## begin
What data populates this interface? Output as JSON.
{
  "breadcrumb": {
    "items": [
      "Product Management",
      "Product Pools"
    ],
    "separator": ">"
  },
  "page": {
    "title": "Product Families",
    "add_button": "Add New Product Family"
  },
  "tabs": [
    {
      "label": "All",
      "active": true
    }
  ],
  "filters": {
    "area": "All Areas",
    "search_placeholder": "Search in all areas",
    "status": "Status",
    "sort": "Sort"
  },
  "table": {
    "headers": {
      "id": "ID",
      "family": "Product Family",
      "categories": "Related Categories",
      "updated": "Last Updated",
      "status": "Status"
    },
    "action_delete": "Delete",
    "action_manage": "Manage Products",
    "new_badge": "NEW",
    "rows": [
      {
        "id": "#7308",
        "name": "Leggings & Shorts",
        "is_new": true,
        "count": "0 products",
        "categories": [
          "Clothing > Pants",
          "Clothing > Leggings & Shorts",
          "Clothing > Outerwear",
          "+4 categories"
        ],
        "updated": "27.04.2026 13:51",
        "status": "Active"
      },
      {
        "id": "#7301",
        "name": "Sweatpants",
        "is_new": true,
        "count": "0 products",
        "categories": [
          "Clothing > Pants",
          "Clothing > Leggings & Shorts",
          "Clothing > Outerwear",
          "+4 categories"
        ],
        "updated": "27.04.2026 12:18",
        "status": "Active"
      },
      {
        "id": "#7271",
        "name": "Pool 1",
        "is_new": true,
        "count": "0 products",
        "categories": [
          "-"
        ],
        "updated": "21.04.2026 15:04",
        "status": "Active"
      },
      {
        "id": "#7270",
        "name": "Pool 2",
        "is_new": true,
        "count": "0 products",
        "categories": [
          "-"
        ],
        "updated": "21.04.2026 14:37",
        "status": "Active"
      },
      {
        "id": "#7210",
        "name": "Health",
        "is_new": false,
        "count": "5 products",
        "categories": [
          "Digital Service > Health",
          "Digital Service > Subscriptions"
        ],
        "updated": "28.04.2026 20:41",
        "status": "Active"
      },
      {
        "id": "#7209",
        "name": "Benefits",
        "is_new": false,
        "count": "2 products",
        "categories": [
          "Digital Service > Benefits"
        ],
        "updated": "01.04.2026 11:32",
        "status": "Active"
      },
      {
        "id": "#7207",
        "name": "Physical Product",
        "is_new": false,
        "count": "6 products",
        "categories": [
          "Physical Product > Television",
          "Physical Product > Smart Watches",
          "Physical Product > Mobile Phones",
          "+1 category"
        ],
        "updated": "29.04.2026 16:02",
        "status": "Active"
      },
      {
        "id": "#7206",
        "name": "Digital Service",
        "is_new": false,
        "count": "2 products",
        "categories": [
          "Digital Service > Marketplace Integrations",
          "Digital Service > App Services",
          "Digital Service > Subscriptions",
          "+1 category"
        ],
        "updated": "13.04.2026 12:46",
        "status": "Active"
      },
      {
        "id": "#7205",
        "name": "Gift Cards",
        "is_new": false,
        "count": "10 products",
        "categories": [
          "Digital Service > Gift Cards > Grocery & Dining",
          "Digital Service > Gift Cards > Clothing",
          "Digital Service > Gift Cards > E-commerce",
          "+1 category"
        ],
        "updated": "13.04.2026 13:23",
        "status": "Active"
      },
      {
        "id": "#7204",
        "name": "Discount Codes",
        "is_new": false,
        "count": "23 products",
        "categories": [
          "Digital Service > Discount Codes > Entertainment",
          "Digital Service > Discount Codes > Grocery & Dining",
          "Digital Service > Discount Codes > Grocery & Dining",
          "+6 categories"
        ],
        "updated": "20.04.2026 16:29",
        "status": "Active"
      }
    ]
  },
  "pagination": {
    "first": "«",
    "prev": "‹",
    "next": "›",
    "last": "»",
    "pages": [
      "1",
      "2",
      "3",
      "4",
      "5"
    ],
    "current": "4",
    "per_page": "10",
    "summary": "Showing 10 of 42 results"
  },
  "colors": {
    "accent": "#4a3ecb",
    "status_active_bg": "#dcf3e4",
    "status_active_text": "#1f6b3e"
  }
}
## end
Make an exact copy of the data above.

What data populates this interface? Output as JSON.
{
  "breadcrumb": {
    "items": [
      "Product Management",
      "Product Pools"
    ],
    "separator": ">"
  },
  "page": {
    "title": "Product Families",
    "add_button": "Add New Product Family"
  },
  "tabs": [
    {
      "label": "All",
      "active": true
    }
  ],
  "filters": {
    "area": "All Areas",
    "search_placeholder": "Search in all areas",
    "status": "Status",
    "sort": "Sort"
  },
  "table": {
    "headers": {
      "id": "ID",
      "family": "Product Family",
      "categories": "Related Categories",
      "updated": "Last Updated",
      "status": "Status"
    },
    "action_delete": "Delete",
    "action_manage": "Manage Products",
    "new_badge": "NEW",
    "rows": [
      {
        "id": "#7308",
        "name": "Leggings & Shorts",
        "is_new": true,
        "count": "0 products",
        "categories": [
          "Clothing > Pants",
          "Clothing > Leggings & Shorts",
          "Clothing > Outerwear",
          "+4 categories"
        ],
        "updated": "27.04.2026 13:51",
        "status": "Active"
      },
      {
        "id": "#7301",
        "name": "Sweatpants",
        "is_new": true,
        "count": "0 products",
        "categories": [
          "Clothing > Pants",
          "Clothing > Leggings & Shorts",
          "Clothing > Outerwear",
          "+4 categories"
        ],
        "updated": "27.04.2026 12:18",
        "status": "Active"
      },
      {
        "id": "#7271",
        "name": "Pool 1",
        "is_new": true,
        "count": "0 products",
        "categories": [
          "-"
        ],
        "updated": "21.04.2026 15:04",
        "status": "Active"
      },
      {
        "id": "#7270",
        "name": "Pool 2",
        "is_new": true,
        "count": "0 products",
        "categories": [
          "-"
        ],
        "updated": "21.04.2026 14:37",
        "status": "Active"
      },
      {
        "id": "#7210",
        "name": "Health",
        "is_new": false,
        "count": "5 products",
        "categories": [
          "Digital Service > Health",
          "Digital Service > Subscriptions"
        ],
        "updated": "28.04.2026 20:41",
        "status": "Active"
      },
      {
        "id": "#7209",
        "name": "Benefits",
        "is_new": false,
        "count": "2 products",
        "categories": [
          "Digital Service > Benefits"
        ],
        "updated": "01.04.2026 11:32",
        "status": "Active"
      },
      {
        "id": "#7207",
        "name": "Physical Product",
        "is_new": false,
        "count": "6 products",
        "categories": [
          "Physical Product > Television",
          "Physical Product > Smart Watches",
          "Physical Product > Mobile Phones",
          "+1 category"
        ],
        "updated": "29.04.2026 16:02",
        "status": "Active"
      },
      {
        "id": "#7206",
        "name": "Digital Service",
        "is_new": false,
        "count": "2 products",
        "categories": [
          "Digital Service > Marketplace Integrations",
          "Digital Service > App Services",
          "Digital Service > Subscriptions",
          "+1 category"
        ],
        "updated": "13.04.2026 12:46",
        "status": "Active"
      },
      {
        "id": "#7205",
        "name": "Gift Cards",
        "is_new": false,
        "count": "10 products",
        "categories": [
          "Digital Service > Gift Cards > Grocery & Dining",
          "Digital Service > Gift Cards > Clothing",
          "Digital Service > Gift Cards > E-commerce",
          "+1 category"
        ],
        "updated": "13.04.2026 13:23",
        "status": "Active"
      },
      {
        "id": "#7204",
        "name": "Discount Codes",
        "is_new": false,
        "count": "23 products",
        "categories": [
          "Digital Service > Discount Codes > Entertainment",
          "Digital Service > Discount Codes > Grocery & Dining",
          "Digital Service > Discount Codes > Grocery & Dining",
          "+6 categories"
        ],
        "updated": "20.04.2026 16:29",
        "status": "Active"
      }
    ]
  },
  "pagination": {
    "first": "«",
    "prev": "‹",
    "next": "›",
    "last": "»",
    "pages": [
      "1",
      "2",
      "3",
      "4",
      "5"
    ],
    "current": "4",
    "per_page": "10",
    "summary": "Showing 10 of 42 results"
  },
  "colors": {
    "accent": "#4a3ecb",
    "status_active_bg": "#dcf3e4",
    "status_active_text": "#1f6b3e"
  }
}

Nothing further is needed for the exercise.